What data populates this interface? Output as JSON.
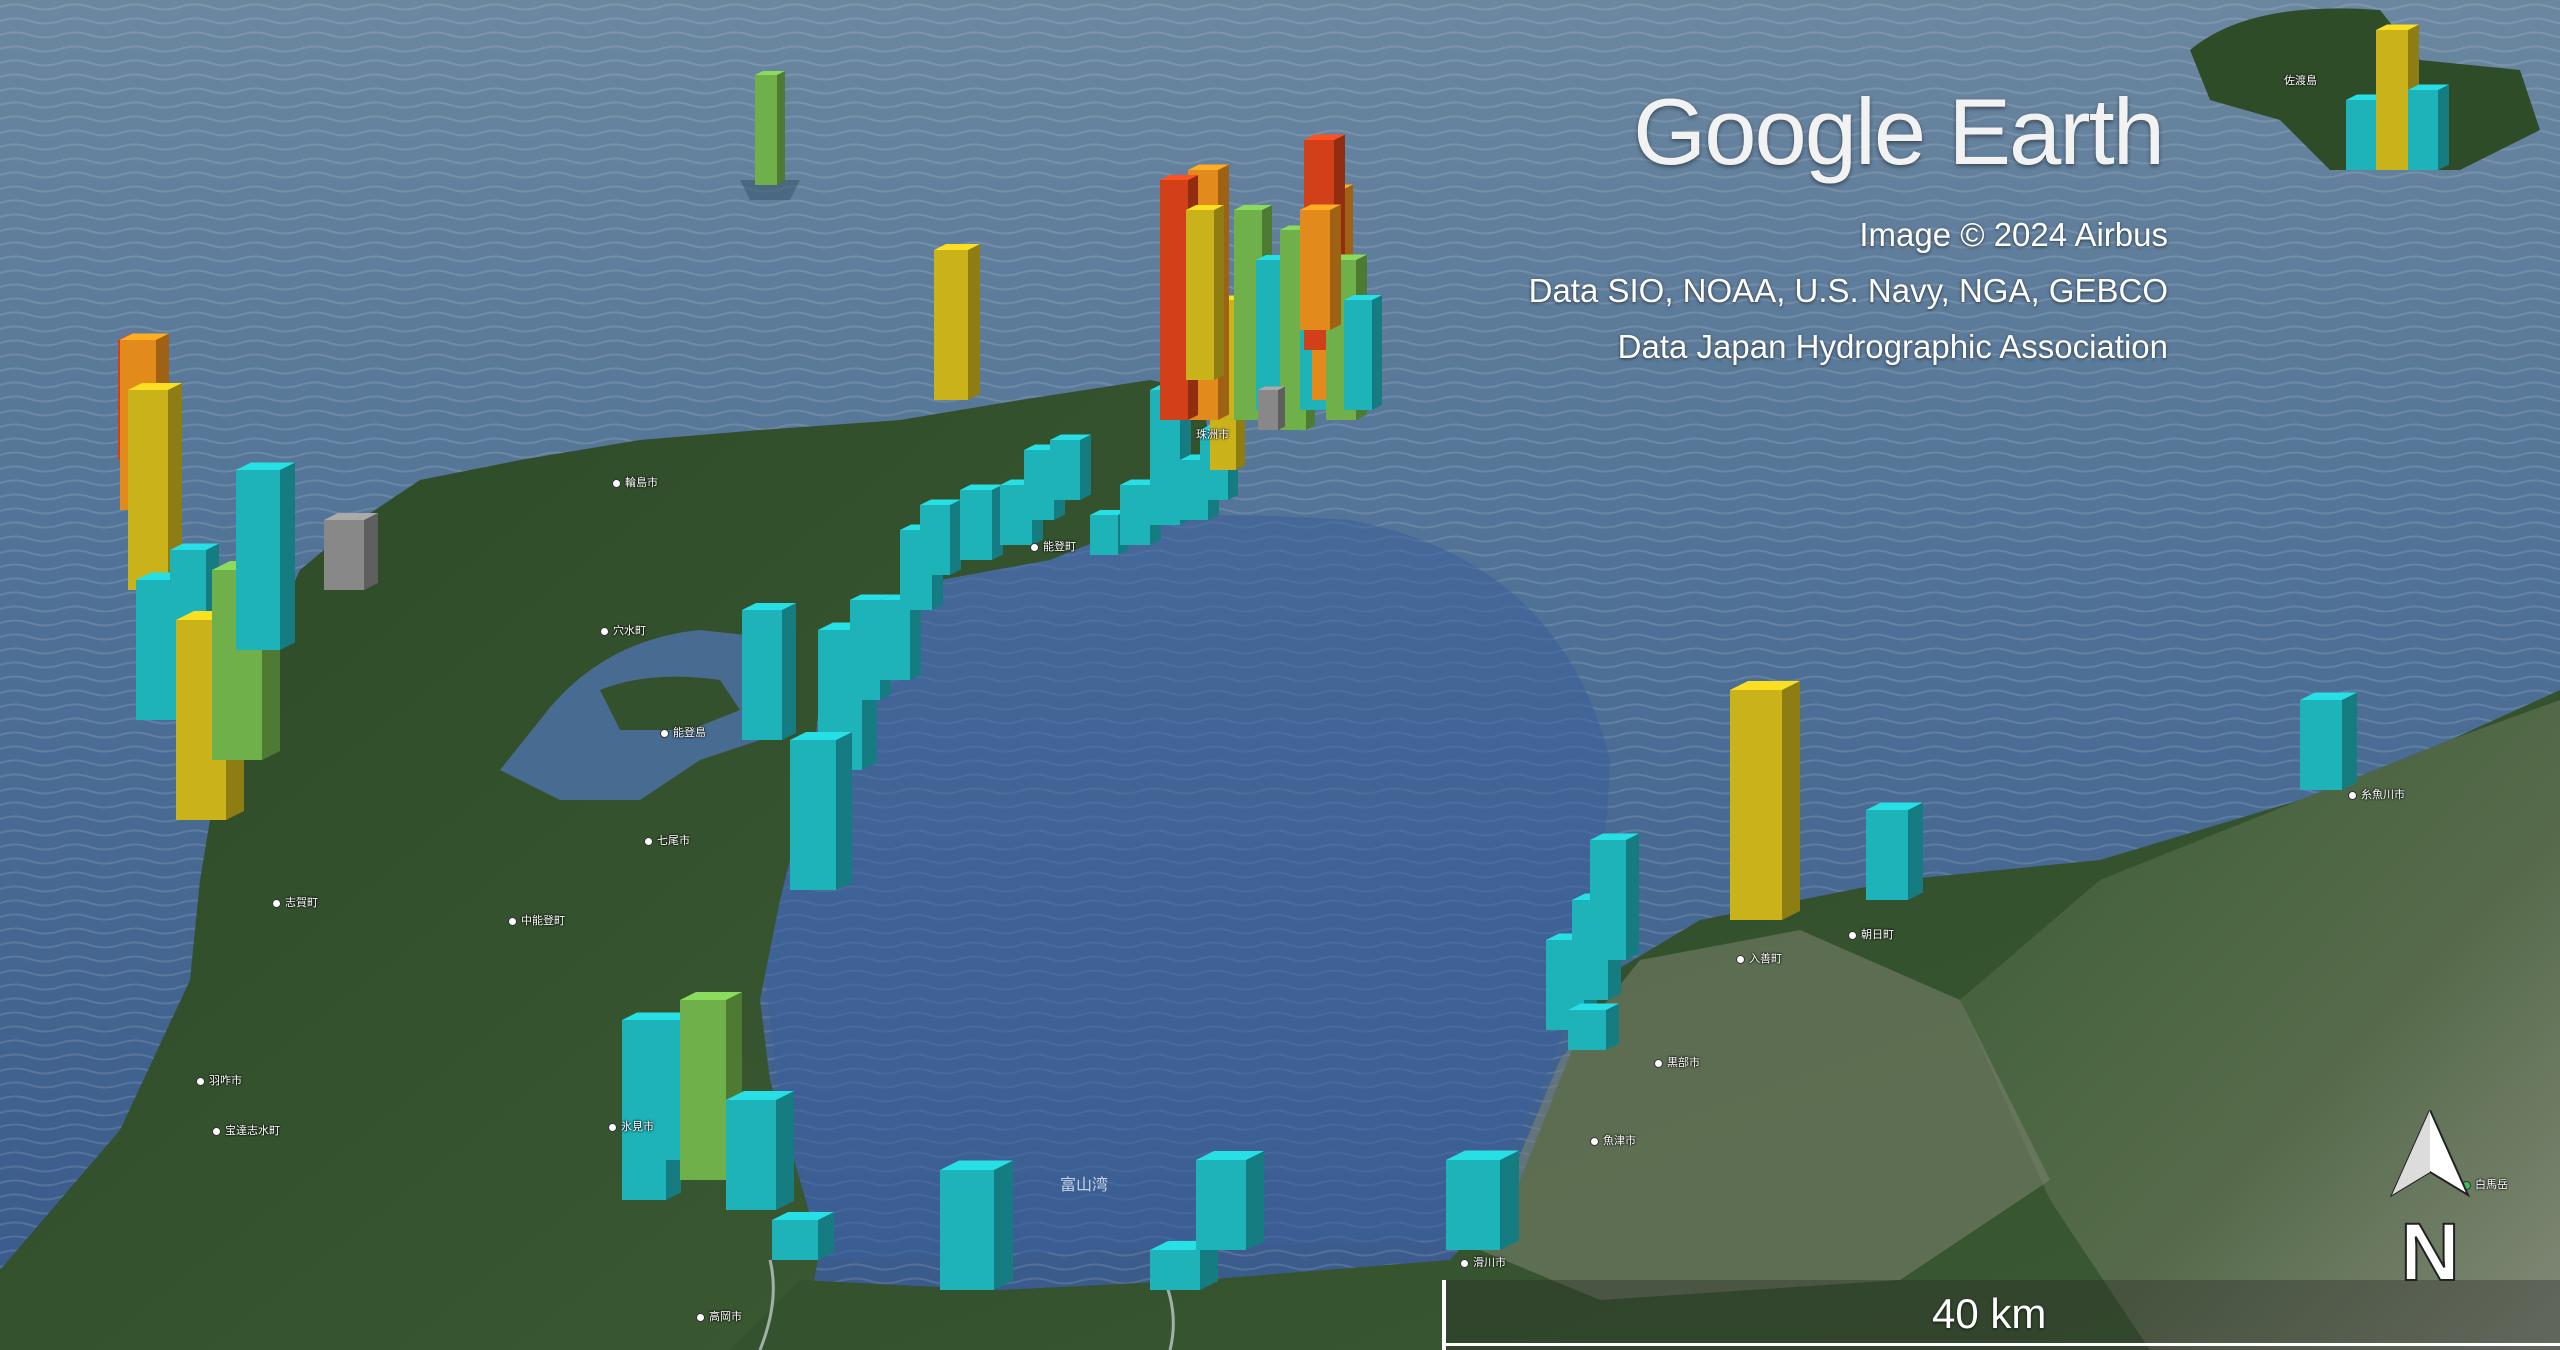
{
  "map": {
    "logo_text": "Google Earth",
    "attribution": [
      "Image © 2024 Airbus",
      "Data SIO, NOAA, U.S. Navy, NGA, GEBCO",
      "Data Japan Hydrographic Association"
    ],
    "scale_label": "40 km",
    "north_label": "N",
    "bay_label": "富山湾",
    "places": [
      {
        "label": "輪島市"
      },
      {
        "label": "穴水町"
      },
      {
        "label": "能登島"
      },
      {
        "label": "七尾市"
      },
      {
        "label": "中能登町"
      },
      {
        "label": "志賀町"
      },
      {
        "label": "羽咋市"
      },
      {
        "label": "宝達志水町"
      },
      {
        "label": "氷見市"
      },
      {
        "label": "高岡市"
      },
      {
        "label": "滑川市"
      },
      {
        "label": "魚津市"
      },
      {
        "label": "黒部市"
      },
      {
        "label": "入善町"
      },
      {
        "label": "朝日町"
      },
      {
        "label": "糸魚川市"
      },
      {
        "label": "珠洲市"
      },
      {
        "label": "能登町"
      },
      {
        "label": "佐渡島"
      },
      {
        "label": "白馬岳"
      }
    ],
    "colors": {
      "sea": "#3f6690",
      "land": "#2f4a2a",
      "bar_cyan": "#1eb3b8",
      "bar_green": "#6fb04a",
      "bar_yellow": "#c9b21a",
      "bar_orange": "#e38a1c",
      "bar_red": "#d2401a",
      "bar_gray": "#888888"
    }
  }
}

··········

* [Short problem]: Copy the listing word for word, excluding its pictures.

* [Task result]:
What data populates this interface? Output as JSON.
{
  "map": {
    "logo_text": "Google Earth",
    "attribution": [
      "Image © 2024 Airbus",
      "Data SIO, NOAA, U.S. Navy, NGA, GEBCO",
      "Data Japan Hydrographic Association"
    ],
    "scale_label": "40 km",
    "north_label": "N",
    "bay_label": "富山湾",
    "places": [
      {
        "label": "輪島市"
      },
      {
        "label": "穴水町"
      },
      {
        "label": "能登島"
      },
      {
        "label": "七尾市"
      },
      {
        "label": "中能登町"
      },
      {
        "label": "志賀町"
      },
      {
        "label": "羽咋市"
      },
      {
        "label": "宝達志水町"
      },
      {
        "label": "氷見市"
      },
      {
        "label": "高岡市"
      },
      {
        "label": "滑川市"
      },
      {
        "label": "魚津市"
      },
      {
        "label": "黒部市"
      },
      {
        "label": "入善町"
      },
      {
        "label": "朝日町"
      },
      {
        "label": "糸魚川市"
      },
      {
        "label": "珠洲市"
      },
      {
        "label": "能登町"
      },
      {
        "label": "佐渡島"
      },
      {
        "label": "白馬岳"
      }
    ],
    "colors": {
      "sea": "#3f6690",
      "land": "#2f4a2a",
      "bar_cyan": "#1eb3b8",
      "bar_green": "#6fb04a",
      "bar_yellow": "#c9b21a",
      "bar_orange": "#e38a1c",
      "bar_red": "#d2401a",
      "bar_gray": "#888888"
    }
  }
}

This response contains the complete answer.